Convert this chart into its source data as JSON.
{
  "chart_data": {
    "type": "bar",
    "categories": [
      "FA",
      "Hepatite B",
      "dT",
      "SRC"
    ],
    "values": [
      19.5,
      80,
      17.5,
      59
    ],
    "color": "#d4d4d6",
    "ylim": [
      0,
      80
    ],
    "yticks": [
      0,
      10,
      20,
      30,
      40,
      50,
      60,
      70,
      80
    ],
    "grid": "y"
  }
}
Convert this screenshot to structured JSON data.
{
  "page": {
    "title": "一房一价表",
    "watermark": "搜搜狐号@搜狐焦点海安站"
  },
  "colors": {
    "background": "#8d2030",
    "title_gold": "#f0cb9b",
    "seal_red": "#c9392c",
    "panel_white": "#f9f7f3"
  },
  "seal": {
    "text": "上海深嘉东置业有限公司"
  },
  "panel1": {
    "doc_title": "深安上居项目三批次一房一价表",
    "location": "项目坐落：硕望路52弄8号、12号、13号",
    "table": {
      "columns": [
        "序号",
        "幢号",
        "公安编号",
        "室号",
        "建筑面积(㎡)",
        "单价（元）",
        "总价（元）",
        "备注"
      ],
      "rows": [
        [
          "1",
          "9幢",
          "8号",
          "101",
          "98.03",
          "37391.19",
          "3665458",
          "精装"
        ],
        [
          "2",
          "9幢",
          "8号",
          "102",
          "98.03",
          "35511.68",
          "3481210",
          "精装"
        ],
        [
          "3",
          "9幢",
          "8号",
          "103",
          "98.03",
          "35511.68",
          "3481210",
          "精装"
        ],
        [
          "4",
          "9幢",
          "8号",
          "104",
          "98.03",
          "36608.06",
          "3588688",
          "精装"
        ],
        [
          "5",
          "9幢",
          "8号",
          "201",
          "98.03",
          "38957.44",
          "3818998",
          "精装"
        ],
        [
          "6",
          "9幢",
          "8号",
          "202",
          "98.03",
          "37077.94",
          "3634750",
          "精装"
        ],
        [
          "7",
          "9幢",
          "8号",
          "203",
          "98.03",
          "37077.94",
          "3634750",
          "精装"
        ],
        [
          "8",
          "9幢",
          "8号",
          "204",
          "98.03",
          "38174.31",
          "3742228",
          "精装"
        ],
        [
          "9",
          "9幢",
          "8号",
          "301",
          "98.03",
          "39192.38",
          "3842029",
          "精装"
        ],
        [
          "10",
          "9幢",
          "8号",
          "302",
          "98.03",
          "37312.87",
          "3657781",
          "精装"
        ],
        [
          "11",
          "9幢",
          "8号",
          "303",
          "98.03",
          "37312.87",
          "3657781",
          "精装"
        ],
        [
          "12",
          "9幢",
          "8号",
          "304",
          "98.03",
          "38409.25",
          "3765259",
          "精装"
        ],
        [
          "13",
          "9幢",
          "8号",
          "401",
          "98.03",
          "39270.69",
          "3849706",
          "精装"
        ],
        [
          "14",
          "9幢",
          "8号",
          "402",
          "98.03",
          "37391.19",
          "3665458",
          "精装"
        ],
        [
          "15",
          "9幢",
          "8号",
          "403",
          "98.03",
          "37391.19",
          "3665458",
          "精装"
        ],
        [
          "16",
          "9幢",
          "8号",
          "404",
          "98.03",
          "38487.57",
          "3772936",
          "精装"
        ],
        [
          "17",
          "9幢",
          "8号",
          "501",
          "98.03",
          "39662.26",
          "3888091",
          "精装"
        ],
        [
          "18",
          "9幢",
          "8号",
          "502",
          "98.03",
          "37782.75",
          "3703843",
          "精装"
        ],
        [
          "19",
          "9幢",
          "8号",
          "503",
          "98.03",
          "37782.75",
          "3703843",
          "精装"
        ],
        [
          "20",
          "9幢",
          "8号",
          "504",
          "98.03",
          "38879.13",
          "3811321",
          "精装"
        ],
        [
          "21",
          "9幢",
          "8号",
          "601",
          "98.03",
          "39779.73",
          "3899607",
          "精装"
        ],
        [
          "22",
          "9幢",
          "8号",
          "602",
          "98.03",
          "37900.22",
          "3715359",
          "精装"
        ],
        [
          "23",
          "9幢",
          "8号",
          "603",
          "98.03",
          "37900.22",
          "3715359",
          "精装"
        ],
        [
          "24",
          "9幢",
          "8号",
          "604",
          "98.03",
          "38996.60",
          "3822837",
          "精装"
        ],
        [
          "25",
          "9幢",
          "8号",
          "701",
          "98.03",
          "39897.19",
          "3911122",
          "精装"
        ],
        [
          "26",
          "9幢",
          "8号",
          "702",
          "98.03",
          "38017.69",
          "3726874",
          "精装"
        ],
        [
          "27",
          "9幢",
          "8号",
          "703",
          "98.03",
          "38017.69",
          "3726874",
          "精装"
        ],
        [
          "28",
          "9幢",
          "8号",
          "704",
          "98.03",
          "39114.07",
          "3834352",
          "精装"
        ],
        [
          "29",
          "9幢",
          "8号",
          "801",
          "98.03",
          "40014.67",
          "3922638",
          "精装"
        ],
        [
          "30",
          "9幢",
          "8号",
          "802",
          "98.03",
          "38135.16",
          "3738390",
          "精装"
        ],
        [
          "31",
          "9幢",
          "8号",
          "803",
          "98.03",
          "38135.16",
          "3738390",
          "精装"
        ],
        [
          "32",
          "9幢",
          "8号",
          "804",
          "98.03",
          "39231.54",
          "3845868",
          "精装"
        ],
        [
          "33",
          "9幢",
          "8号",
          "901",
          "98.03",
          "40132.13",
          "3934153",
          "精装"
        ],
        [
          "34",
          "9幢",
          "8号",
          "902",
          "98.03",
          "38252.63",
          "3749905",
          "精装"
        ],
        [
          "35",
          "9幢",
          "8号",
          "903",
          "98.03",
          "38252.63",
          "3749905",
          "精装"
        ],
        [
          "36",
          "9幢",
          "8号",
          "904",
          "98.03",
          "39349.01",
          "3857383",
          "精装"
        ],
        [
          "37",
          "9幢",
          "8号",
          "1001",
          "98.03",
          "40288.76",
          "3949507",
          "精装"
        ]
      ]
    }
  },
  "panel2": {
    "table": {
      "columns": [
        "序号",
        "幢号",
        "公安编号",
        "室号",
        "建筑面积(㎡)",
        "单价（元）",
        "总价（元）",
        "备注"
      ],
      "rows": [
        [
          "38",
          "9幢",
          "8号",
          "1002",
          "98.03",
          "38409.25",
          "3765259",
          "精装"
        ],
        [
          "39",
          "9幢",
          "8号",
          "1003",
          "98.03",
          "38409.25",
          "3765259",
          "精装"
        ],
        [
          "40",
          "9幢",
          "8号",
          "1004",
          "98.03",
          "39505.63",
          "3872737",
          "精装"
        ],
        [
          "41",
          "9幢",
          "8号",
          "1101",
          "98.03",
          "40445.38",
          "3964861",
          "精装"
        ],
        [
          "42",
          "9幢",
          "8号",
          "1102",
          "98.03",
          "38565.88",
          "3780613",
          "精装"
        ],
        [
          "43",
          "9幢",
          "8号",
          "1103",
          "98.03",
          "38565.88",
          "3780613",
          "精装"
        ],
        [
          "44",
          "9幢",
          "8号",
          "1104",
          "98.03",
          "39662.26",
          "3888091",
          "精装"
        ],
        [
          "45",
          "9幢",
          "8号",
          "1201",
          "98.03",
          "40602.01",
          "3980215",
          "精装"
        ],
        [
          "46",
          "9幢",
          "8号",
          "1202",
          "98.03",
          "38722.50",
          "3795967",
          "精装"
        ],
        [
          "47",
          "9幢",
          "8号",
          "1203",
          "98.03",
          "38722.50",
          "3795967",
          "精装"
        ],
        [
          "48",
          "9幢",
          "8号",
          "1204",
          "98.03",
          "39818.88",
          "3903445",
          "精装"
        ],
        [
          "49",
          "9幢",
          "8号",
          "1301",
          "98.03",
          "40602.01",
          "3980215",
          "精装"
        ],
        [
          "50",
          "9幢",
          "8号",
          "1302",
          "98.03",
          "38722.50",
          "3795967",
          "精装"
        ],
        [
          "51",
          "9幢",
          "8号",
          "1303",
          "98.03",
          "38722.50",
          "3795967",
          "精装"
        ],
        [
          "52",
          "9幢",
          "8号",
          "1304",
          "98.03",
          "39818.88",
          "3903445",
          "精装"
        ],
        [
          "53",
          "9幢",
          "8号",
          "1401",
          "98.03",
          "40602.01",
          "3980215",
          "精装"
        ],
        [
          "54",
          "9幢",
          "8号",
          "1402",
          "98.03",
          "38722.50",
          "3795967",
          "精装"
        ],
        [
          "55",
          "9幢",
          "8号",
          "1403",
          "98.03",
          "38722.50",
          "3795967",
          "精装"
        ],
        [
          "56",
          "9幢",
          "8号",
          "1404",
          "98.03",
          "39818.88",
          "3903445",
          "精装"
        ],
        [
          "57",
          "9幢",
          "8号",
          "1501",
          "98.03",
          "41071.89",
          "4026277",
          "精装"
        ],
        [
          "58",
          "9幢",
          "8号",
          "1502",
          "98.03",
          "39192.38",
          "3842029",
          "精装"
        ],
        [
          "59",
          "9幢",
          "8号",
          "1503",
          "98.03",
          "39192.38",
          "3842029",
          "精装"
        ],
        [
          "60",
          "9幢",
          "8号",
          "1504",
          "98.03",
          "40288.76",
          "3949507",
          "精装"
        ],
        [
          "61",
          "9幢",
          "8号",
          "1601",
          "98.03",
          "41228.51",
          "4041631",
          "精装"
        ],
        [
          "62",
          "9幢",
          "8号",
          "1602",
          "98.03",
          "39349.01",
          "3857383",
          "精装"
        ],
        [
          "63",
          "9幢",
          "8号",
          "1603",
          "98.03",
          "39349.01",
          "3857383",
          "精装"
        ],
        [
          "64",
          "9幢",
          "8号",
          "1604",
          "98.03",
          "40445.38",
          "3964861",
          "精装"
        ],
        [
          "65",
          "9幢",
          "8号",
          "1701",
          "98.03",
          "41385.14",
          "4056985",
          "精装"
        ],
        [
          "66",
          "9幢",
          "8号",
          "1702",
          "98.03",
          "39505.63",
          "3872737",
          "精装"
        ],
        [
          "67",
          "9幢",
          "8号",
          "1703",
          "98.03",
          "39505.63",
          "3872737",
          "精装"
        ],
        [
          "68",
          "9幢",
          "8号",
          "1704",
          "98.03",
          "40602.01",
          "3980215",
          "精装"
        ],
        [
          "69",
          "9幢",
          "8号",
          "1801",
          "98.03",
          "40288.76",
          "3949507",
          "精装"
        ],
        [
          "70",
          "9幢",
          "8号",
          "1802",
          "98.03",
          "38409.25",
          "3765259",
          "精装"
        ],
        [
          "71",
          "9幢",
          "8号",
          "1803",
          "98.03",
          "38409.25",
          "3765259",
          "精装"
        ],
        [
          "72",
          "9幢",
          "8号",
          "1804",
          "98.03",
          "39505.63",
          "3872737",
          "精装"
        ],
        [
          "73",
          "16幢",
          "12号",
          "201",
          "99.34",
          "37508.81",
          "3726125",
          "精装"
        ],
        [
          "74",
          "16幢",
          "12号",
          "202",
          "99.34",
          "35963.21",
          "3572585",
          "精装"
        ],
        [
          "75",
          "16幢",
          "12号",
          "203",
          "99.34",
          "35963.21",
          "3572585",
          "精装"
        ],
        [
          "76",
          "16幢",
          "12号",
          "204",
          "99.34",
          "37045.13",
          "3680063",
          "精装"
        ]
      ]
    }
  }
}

* * *

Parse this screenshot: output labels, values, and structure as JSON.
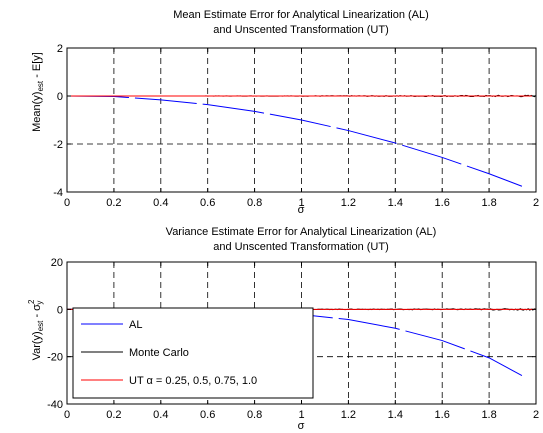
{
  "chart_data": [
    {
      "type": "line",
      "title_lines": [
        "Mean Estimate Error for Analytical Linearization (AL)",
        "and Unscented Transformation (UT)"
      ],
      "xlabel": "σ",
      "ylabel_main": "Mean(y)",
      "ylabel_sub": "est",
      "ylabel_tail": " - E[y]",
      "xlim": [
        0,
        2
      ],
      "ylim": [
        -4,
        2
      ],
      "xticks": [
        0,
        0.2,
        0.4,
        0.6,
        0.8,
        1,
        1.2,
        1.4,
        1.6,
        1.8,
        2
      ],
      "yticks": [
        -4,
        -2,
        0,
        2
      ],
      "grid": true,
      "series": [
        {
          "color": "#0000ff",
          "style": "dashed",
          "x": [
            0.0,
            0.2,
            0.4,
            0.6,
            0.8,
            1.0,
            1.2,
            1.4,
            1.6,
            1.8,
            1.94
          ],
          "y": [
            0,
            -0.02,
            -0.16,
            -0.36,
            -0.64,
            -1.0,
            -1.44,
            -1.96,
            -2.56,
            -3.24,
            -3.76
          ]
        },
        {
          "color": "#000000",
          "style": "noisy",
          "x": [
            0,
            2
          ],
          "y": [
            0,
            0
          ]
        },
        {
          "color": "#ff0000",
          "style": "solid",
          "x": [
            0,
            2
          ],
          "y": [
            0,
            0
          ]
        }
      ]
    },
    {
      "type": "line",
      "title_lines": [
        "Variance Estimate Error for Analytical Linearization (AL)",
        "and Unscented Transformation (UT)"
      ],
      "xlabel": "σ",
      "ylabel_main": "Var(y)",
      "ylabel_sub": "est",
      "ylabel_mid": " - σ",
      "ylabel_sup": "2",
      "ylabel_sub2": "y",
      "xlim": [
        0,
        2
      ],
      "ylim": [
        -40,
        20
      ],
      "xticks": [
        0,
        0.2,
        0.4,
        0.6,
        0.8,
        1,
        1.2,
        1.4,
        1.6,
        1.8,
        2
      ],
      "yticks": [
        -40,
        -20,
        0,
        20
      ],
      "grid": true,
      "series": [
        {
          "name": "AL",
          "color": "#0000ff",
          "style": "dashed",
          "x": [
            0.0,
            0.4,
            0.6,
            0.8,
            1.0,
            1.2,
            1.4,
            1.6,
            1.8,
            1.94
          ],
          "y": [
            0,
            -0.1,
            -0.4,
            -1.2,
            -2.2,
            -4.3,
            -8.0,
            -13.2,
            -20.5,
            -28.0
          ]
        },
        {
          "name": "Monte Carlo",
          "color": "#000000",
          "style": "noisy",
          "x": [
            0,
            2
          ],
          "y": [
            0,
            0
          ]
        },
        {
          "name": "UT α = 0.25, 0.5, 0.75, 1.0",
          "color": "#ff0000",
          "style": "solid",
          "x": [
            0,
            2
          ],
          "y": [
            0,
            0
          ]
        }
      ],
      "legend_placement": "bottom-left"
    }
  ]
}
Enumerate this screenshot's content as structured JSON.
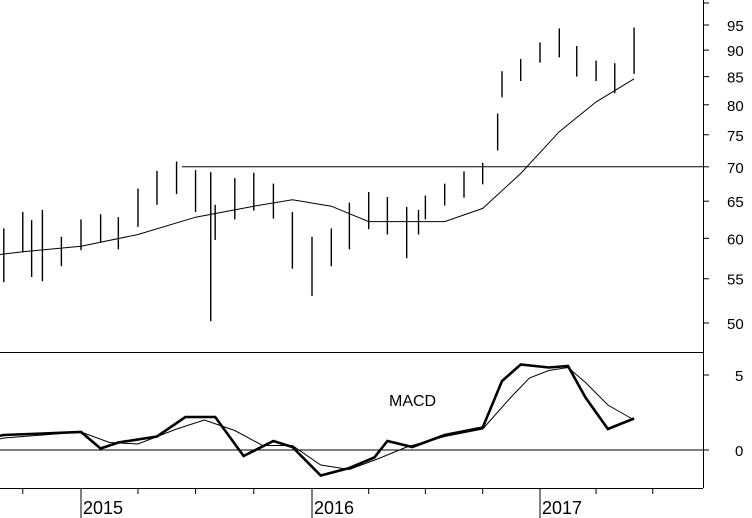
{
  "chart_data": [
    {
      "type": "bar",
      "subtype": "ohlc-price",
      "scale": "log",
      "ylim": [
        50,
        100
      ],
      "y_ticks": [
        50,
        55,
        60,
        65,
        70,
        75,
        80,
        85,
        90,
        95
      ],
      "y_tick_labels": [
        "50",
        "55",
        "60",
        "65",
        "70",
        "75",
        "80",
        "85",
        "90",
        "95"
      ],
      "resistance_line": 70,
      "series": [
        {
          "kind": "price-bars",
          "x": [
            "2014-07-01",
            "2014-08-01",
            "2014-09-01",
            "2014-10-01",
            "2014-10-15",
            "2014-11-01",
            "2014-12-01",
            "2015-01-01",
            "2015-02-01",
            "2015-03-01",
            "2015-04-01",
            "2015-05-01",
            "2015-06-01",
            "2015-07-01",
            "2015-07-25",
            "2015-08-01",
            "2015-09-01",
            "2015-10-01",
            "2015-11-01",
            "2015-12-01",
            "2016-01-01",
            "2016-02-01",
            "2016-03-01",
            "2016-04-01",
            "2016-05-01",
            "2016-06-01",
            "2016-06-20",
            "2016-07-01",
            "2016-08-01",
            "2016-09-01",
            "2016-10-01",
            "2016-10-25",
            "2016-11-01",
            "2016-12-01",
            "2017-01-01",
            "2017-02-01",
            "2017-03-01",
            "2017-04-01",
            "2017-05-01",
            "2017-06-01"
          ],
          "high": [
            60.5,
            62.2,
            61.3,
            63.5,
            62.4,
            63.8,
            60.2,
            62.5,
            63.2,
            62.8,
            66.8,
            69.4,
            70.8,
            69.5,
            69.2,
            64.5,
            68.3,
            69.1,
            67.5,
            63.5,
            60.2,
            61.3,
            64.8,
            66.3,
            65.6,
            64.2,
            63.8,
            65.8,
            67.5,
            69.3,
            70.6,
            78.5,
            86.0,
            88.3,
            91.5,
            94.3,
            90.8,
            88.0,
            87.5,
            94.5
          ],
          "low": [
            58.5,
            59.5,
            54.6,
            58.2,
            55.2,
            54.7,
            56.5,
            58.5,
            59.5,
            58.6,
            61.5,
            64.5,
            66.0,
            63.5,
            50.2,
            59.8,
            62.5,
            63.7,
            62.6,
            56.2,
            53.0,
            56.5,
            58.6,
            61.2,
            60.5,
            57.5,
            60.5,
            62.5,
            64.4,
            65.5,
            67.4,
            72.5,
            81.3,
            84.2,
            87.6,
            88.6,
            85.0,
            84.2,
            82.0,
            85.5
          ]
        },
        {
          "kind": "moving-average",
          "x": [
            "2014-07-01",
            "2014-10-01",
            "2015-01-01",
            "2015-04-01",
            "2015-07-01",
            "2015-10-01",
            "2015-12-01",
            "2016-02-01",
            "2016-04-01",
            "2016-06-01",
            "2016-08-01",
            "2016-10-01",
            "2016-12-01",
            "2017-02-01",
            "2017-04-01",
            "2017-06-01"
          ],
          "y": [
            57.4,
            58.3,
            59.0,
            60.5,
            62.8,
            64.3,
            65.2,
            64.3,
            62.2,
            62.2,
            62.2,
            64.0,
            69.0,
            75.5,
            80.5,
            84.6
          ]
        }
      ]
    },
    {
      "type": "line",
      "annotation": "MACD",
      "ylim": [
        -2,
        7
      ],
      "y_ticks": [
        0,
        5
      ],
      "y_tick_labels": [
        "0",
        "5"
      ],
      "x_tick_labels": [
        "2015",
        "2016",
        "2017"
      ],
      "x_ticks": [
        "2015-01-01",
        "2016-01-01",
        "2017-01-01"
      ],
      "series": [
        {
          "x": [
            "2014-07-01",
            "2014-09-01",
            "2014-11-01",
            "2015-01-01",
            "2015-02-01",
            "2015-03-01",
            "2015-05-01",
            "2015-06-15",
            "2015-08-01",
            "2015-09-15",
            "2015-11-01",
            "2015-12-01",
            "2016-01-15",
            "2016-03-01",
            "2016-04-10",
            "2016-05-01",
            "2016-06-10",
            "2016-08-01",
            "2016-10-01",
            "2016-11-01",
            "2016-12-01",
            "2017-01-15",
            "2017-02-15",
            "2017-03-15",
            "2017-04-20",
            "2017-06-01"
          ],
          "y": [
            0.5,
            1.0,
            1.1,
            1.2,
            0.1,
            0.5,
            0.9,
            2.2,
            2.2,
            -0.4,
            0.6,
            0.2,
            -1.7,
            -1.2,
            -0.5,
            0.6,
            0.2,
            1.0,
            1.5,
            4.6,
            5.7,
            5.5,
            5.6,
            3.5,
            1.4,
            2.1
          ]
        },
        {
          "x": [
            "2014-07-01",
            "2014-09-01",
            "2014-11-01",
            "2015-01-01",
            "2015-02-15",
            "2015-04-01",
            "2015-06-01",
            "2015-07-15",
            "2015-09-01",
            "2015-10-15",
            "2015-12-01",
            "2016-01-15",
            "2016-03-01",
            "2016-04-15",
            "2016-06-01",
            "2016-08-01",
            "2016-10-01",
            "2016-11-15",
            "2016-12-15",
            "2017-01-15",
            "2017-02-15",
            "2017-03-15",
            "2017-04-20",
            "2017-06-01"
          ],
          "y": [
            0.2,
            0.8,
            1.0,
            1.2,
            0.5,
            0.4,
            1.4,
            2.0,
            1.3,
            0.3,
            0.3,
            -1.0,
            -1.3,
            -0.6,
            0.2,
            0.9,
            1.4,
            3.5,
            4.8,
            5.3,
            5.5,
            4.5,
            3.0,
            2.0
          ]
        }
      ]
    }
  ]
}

## EXERCISE DETAILS
Locate all lines holding the word "Convert", then copy them out.

## THE ANSWER
Convert this chart into its source data as JSON.
Convert this screenshot to structured JSON data.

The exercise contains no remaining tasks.